-- START QUOTED PASSAGE --
Use this file to discover all available pages before exploring further.

This Many Class Classifier Extension allows TabPFN to handle classification problems with more classes than TabPFN’s default limit (currently 10 classes). It works through an error-correcting output code (ECOC) approach that:
  • Encodes the multi-class task into multiple binary or small-class subtasks.
  • Trains the base TabPFNClassifier on these subtasks.
  • Decodes the results back into the original class space.
This approach enables TabPFN to scale to hundreds of classes efficiently while maintaining accuracy and calibration.

Getting Started

Install the many_class extension:
pip install "tabpfn-extensions[many_class]"
Then, simply wrap your existing TabPFNClassifier with ManyClassClassifier to enable support for datasets with large number of classes.
from tabpfn_extensions.many_class import ManyClassClassifier
from tabpfn import TabPFNClassifier

estimator = TabPFNClassifier(device="cuda")
-- END QUOTED PASSAGE --
-- START DATA EXTRACT --
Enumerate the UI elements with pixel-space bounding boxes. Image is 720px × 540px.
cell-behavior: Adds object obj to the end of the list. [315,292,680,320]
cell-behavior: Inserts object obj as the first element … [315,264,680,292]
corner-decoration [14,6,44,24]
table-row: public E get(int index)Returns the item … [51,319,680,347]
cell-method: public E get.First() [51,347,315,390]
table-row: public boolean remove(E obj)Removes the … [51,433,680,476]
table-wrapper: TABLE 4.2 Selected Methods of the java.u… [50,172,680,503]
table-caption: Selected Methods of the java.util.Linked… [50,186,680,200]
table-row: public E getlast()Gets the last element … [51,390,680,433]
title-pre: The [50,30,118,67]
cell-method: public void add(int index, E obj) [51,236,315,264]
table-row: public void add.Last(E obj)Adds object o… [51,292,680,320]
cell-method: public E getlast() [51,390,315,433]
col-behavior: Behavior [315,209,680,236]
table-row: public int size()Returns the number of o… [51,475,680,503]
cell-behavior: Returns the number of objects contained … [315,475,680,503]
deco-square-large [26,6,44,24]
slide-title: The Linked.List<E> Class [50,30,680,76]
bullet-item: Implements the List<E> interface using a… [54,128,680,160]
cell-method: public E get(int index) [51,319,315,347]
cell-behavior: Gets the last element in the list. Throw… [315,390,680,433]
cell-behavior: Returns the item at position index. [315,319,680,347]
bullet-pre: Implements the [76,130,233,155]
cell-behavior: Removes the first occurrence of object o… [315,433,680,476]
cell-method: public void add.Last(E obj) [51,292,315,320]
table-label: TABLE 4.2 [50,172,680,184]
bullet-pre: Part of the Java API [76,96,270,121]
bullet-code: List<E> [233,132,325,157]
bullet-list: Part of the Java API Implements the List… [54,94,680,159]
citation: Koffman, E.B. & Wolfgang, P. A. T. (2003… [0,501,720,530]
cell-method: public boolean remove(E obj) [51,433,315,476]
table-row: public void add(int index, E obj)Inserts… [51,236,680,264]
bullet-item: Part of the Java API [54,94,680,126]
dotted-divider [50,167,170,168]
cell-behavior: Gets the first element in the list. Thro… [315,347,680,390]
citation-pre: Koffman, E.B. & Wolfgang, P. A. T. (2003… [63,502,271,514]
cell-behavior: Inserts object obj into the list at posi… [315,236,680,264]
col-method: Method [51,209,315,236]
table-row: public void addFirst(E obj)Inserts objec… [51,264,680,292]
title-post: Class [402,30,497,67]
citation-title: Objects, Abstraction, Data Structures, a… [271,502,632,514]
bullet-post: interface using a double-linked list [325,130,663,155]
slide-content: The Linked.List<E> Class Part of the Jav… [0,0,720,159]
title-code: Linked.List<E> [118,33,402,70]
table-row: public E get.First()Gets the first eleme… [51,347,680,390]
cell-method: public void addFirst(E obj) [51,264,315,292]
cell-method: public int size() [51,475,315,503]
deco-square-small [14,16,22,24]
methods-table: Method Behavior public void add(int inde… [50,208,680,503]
-- END DATA EXTRACT --
TASK 1
Reproduce the part of the TabPFN many-class passage starting at "This Many Class" and ending at "number of classes.".
TASK 2
Carry on the text about the TabPFN many-class extension from where it stops.

EXERCISE RESPONSE 1
This Many Class Classifier Extension allows TabPFN to handle classification problems with more classes than TabPFN’s default limit (currently 10 classes). It works through an error-correcting output code (ECOC) approach that:
  • Encodes the multi-class task into multiple binary or small-class subtasks.
  • Trains the base TabPFNClassifier on these subtasks.
  • Decodes the results back into the original class space.
This approach enables TabPFN to scale to hundreds of classes efficiently while maintaining accuracy and calibration.

Getting Started

Install the many_class extension:
pip install "tabpfn-extensions[many_class]"
Then, simply wrap your existing TabPFNClassifier with ManyClassClassifier to enable support for datasets with large number of classes.

EXERCISE RESPONSE 2
classifier = ManyClassClassifier(
    estimator=estimator,
    # The parameters below are optional — shown here for clarity.
    n_estimators_redundancy=4, # Multiplier on the auto-chosen number of sub-estimators; higher = more stable, slower.
    random_state=42,
)
classifier.fit(X_train, y_train)
predictions = classifier.predict(X_test)

Key parameters

All parameters below are optional — sensible defaults are used if they are not provided.
  • alphabet_size — number of classes each sub-estimator is trained on. Leave unset (the default) so it is inferred from the base estimator’s max_num_classes_ attribute — this way future TabPFN models that support more classes per sub-task will automatically be used to their full capacity. Should not exceed the base estimator’s class limit (10 for TabPFNClassifier with model version ≤ 2.6).
  • n_estimators_redundancy — redundancy multiplier on the minimum number of sub-estimators needed to cover all classes. Higher values improve accuracy and calibration at the cost of runtime. Default is 4.
  • n_estimators — set this to override the auto-derived number of sub-estimators entirely. Leave as None to let it be chosen from alphabet_size, the number of classes in the training data, and n_estimators_redundancy.
  • random_state — controls the randomness of the sub-task encoding, ensuring reproducible results.